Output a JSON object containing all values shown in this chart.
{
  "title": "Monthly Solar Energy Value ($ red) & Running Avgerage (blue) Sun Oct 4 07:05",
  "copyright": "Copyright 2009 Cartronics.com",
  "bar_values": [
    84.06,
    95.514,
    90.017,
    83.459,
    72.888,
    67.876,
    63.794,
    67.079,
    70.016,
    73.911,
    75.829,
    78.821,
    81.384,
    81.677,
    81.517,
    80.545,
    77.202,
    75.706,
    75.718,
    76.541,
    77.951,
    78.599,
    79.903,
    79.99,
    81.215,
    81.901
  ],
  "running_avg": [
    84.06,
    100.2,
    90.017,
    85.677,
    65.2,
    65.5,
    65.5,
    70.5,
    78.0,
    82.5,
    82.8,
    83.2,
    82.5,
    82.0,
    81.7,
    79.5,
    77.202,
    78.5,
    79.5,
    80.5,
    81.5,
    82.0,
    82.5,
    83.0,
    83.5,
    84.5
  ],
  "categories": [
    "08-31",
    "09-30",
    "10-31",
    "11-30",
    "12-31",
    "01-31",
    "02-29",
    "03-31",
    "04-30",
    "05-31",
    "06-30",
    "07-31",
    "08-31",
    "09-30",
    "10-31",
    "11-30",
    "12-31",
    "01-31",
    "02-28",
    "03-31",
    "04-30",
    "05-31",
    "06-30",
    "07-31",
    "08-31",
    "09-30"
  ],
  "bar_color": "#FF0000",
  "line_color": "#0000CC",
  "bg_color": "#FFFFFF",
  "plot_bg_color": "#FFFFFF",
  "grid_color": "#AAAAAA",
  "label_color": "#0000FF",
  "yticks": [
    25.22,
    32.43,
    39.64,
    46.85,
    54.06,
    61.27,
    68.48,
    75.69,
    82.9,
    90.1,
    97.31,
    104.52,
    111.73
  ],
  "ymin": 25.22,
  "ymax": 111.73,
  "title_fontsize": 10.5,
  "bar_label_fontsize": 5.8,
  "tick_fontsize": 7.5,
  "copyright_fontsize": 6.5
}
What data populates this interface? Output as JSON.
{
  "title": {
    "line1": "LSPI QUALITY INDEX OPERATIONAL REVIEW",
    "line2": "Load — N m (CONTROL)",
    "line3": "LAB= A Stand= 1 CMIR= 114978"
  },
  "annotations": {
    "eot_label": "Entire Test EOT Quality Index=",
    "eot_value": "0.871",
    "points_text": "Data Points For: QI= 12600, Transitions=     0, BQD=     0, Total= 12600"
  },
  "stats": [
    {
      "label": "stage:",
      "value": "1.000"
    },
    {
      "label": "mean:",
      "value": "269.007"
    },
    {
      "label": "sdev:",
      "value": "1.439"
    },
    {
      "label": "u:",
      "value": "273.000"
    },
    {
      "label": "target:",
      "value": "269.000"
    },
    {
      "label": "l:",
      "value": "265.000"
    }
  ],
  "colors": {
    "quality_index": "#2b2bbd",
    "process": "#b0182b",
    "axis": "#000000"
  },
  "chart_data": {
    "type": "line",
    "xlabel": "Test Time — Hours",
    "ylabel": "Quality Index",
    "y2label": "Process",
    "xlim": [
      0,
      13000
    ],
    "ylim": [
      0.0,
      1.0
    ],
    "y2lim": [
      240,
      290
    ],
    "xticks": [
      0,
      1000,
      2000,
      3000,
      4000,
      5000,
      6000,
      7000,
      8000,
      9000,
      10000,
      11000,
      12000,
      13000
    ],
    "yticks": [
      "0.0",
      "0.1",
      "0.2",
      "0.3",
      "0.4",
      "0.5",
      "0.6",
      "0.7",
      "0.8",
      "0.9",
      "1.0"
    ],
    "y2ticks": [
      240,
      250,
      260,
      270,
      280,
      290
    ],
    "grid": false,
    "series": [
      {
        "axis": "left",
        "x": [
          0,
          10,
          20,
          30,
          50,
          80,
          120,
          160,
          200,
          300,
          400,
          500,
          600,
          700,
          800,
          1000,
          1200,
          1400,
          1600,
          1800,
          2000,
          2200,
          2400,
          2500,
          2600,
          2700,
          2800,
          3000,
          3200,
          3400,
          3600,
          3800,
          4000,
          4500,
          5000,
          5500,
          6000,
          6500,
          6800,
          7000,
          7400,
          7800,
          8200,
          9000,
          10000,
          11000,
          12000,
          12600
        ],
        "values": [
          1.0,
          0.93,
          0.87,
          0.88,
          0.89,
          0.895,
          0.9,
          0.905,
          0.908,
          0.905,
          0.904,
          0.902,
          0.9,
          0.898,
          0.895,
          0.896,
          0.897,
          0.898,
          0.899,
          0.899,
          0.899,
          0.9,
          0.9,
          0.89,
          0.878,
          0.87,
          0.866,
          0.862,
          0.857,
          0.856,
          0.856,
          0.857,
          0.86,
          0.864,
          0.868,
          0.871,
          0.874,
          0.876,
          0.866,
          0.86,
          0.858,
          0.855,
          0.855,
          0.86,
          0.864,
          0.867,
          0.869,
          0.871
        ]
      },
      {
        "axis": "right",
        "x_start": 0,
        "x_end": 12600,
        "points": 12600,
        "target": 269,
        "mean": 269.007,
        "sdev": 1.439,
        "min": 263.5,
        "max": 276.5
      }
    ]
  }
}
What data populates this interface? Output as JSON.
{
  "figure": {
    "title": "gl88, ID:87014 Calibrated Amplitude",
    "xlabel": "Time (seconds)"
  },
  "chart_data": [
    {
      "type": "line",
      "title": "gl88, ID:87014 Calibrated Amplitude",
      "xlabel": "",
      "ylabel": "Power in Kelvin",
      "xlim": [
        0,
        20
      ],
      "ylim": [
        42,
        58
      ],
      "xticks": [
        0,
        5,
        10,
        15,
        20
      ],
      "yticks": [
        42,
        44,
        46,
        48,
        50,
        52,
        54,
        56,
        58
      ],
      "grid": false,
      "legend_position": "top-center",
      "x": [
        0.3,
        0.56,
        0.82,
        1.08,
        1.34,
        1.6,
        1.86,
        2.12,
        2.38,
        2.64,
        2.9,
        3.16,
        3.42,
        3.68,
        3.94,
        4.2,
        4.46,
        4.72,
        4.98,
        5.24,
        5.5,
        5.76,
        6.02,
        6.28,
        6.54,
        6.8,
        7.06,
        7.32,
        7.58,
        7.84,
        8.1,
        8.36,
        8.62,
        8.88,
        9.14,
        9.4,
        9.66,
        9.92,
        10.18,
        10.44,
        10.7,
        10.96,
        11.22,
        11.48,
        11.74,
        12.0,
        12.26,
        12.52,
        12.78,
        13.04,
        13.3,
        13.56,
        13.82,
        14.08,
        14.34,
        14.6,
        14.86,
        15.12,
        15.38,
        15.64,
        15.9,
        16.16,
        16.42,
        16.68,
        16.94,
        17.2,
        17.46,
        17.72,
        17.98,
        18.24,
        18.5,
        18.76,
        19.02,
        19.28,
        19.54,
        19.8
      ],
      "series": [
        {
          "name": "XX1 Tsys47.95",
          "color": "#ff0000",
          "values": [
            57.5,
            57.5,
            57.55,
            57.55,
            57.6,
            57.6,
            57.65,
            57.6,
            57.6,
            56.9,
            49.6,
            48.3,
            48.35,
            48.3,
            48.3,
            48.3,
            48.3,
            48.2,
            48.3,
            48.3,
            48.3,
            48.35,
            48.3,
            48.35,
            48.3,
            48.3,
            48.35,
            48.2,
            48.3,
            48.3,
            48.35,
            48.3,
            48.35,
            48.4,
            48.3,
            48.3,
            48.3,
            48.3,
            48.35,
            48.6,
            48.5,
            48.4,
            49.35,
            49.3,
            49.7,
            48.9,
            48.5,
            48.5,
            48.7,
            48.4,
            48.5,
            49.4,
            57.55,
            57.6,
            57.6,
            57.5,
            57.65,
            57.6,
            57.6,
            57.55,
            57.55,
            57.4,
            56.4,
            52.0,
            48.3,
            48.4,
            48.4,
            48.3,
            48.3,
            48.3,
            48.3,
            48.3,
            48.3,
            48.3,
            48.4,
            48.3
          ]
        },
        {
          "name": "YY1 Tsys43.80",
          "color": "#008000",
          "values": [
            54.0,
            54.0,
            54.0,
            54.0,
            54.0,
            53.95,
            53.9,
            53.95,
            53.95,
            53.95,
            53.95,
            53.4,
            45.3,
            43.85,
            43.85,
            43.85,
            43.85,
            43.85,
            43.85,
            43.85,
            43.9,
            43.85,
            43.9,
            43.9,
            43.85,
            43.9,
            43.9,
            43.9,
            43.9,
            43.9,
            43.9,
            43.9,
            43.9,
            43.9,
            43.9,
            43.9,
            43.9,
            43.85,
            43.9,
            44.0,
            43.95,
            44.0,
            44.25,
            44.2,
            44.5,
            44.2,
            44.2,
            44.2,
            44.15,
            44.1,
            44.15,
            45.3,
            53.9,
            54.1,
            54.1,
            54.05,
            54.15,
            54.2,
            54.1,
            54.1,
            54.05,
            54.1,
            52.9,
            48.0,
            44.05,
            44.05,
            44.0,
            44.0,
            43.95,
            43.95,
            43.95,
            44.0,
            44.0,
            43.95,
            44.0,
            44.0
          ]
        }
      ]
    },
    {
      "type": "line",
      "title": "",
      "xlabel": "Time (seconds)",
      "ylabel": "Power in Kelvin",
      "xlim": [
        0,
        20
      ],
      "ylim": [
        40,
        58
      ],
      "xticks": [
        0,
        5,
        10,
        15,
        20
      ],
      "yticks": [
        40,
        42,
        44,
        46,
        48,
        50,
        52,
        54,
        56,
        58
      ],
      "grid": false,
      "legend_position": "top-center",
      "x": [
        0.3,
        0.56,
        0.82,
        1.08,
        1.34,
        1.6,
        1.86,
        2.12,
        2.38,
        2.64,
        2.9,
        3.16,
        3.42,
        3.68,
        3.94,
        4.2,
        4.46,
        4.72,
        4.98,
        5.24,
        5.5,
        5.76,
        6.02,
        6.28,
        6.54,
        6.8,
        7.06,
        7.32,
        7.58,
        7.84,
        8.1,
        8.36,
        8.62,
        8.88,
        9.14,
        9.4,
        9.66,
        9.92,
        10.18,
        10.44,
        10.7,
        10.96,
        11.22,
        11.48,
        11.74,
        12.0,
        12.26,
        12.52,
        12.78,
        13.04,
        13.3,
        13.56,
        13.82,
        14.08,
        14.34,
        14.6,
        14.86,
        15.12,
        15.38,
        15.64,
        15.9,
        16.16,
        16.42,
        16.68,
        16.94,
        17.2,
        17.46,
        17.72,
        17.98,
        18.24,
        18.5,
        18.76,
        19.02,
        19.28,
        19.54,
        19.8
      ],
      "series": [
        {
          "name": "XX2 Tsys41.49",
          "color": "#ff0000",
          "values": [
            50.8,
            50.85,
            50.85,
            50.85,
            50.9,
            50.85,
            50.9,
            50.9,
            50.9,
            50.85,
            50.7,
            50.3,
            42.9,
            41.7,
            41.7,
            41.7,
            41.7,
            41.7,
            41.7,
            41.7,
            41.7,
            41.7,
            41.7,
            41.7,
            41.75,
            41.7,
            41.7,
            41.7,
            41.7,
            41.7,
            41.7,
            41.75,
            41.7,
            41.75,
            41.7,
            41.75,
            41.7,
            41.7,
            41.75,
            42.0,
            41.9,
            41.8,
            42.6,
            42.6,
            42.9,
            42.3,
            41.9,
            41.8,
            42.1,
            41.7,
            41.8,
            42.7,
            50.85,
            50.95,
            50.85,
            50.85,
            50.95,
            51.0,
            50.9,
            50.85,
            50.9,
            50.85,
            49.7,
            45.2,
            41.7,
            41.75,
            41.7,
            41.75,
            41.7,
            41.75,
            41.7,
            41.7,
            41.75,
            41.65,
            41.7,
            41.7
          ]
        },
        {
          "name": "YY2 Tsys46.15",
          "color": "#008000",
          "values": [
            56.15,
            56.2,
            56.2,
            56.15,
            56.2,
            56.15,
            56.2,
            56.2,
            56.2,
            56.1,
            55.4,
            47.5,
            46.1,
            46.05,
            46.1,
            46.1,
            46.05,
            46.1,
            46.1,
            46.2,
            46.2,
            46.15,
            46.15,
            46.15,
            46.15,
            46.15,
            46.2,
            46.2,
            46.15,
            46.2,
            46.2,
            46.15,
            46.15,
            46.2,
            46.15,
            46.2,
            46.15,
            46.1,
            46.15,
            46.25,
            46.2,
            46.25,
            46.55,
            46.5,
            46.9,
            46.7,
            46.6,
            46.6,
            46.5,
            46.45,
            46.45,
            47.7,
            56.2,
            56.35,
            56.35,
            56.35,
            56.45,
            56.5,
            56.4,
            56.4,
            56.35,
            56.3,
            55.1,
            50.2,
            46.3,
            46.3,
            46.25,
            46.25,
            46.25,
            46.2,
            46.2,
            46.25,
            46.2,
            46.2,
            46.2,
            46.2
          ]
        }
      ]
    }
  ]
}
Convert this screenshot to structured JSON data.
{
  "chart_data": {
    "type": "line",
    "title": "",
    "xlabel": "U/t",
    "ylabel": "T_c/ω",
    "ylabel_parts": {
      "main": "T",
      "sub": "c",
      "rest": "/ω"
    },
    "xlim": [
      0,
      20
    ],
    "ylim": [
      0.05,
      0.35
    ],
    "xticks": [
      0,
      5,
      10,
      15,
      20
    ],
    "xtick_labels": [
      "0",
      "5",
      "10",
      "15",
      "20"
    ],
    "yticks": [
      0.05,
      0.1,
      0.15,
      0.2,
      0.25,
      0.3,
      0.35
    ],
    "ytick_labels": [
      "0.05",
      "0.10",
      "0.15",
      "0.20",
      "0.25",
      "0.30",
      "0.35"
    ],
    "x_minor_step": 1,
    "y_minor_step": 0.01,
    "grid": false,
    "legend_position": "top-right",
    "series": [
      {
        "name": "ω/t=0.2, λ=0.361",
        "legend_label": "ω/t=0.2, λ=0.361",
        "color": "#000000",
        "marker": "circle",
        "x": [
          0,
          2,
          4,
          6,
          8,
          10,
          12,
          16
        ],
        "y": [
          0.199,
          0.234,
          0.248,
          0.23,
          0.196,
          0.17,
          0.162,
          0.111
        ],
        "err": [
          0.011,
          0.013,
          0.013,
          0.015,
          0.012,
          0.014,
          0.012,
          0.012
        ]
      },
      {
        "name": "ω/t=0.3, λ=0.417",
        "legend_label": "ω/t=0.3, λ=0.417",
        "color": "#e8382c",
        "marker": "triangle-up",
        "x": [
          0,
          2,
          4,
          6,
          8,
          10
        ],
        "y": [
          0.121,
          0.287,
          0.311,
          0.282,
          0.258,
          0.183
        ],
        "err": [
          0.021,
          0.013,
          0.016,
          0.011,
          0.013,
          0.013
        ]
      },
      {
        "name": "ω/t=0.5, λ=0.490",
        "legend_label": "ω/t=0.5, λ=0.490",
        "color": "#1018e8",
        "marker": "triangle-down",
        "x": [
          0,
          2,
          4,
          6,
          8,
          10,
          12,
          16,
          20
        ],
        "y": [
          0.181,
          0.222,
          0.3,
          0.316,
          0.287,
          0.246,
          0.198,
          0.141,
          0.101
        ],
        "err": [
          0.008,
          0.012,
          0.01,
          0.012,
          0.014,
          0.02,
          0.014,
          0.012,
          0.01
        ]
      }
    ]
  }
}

-- -- --

**TO DO**:
Each line in the data that holds the string "xlabel" should be found and copied.

**EXERCISE RESULT**:
    "xlabel": "Test Time — Hours",
    "xlabel": "Time (seconds)"
      "xlabel": "",
      "xlabel": "Time (seconds)",
    "xlabel": "U/t",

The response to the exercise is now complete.